-------- Texte fourni --------

Antigone

Jean Anouilh

Monologue du chœur

De "Et voilà." à "...plus rien à tenter, enfin !"






Introduction

Après Sophocle, Jean Anouilh reprend le mythe d'Antigone. Fille d'Oedipe et de Jocaste, la jeune Antigone est en révolte contre la loi humaine qui interdit d'enterrer le corps de son frère Polynice. Présentée sous l'Occupation, en 1944, l'Antigone d'Anouilh met en scène l'absolu d'un personnage en révolte face au pouvoir, à l'injustice et à la médiocrité.

Le chœur est la pensée collective de la citée. Il intervient dans la tragédie de deux façons :
- Pour commenter l’action et marquer la progression
- Pour résonner une personnalité et la faire revenir sur sa décision

Le chef du chœur s’appelle le coryphée.
Le chœur peut intervenir de manière parlée, chantée ou récitation.
Ici Anouilh parle de l’intermédiaire du chœur et expose la conception de la tragédie qui est très différente de celle du drame.

-------- Données affichées --------

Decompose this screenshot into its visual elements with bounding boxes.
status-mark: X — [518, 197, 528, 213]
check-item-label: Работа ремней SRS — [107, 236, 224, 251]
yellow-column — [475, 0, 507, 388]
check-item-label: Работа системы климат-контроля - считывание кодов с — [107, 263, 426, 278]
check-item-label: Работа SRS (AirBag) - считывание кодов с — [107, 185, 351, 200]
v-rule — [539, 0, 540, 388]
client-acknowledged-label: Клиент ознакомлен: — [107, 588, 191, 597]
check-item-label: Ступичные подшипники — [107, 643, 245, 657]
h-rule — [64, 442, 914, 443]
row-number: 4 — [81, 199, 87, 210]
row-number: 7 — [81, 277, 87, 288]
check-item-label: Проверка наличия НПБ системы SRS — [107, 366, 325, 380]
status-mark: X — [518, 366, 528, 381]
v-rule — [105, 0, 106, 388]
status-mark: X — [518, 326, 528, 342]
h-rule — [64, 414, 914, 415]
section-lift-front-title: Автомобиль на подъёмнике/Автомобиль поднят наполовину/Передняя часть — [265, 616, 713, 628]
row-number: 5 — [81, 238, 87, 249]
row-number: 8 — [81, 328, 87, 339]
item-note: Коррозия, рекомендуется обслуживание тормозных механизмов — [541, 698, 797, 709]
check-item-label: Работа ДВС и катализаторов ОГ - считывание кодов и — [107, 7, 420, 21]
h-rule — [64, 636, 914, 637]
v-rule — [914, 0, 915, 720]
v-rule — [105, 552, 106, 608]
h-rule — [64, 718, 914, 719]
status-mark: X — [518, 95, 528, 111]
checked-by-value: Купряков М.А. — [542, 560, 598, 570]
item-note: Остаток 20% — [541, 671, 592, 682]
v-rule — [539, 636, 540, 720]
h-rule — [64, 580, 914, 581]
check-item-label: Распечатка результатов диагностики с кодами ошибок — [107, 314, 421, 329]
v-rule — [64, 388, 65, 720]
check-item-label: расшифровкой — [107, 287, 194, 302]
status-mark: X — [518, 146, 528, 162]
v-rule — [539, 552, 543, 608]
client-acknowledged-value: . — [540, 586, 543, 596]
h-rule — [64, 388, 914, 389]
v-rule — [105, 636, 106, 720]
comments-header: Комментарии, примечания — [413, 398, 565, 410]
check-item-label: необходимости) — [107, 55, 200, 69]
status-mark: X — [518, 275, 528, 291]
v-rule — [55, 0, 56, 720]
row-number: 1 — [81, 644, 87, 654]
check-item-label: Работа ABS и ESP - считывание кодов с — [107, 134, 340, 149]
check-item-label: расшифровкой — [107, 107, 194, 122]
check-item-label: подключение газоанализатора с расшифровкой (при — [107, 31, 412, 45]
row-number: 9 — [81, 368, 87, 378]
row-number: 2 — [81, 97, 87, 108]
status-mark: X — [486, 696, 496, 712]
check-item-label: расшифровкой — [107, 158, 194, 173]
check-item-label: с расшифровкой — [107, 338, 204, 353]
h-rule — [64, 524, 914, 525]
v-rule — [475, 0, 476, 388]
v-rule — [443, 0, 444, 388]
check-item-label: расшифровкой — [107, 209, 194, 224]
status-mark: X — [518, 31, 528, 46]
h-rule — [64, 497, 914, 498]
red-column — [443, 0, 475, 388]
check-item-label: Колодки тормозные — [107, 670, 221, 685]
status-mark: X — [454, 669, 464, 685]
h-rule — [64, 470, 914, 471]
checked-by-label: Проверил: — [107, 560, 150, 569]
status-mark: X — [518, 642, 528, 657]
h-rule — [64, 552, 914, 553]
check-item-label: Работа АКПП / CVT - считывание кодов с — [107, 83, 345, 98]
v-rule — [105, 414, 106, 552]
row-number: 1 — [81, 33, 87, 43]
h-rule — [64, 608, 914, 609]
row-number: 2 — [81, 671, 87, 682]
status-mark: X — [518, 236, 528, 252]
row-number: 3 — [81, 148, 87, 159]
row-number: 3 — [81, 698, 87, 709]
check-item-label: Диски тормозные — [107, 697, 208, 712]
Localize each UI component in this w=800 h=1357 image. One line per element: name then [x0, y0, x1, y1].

--------
-------- Données affichées --------

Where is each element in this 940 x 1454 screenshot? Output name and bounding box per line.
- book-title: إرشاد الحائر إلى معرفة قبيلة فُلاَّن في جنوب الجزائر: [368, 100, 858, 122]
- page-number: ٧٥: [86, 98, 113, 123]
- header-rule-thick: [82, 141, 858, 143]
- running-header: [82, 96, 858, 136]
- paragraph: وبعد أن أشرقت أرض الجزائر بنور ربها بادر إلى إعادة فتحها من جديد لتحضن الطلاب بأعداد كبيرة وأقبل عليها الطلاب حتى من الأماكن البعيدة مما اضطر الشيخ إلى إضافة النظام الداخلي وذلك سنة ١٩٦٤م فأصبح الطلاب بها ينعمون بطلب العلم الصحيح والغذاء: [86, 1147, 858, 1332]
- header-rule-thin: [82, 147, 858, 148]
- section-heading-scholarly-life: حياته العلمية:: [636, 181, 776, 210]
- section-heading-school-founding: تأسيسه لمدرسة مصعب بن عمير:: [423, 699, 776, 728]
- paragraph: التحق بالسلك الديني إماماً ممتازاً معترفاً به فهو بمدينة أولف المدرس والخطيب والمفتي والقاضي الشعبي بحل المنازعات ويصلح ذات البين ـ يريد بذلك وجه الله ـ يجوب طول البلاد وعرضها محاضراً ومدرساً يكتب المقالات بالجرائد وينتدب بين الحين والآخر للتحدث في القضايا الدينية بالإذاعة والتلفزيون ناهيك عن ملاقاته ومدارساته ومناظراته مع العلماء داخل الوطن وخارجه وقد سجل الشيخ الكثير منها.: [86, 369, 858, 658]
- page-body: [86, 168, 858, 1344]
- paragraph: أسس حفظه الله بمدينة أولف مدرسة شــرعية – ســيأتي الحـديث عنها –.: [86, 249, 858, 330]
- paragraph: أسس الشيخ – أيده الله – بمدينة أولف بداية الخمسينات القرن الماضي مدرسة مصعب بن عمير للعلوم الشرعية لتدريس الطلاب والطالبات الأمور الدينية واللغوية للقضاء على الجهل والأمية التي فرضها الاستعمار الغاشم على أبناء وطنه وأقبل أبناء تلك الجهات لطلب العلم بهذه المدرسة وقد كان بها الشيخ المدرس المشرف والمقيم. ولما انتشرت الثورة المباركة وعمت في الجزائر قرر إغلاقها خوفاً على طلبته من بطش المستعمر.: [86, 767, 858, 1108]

--------

**Consigne de l'exercice**
Reproduisez à l'identique le passage du texte sur l'Antigone d'Anouilh qui commence à « Après Sophocle, Jean » et se termine à « chantée ou récitation. ».

**Corrigé de l'exercice**
Après Sophocle, Jean Anouilh reprend le mythe d'Antigone. Fille d'Oedipe et de Jocaste, la jeune Antigone est en révolte contre la loi humaine qui interdit d'enterrer le corps de son frère Polynice. Présentée sous l'Occupation, en 1944, l'Antigone d'Anouilh met en scène l'absolu d'un personnage en révolte face au pouvoir, à l'injustice et à la médiocrité.

Le chœur est la pensée collective de la citée. Il intervient dans la tragédie de deux façons :
- Pour commenter l’action et marquer la progression
- Pour résonner une personnalité et la faire revenir sur sa décision

Le chef du chœur s’appelle le coryphée.
Le chœur peut intervenir de manière parlée, chantée ou récitation.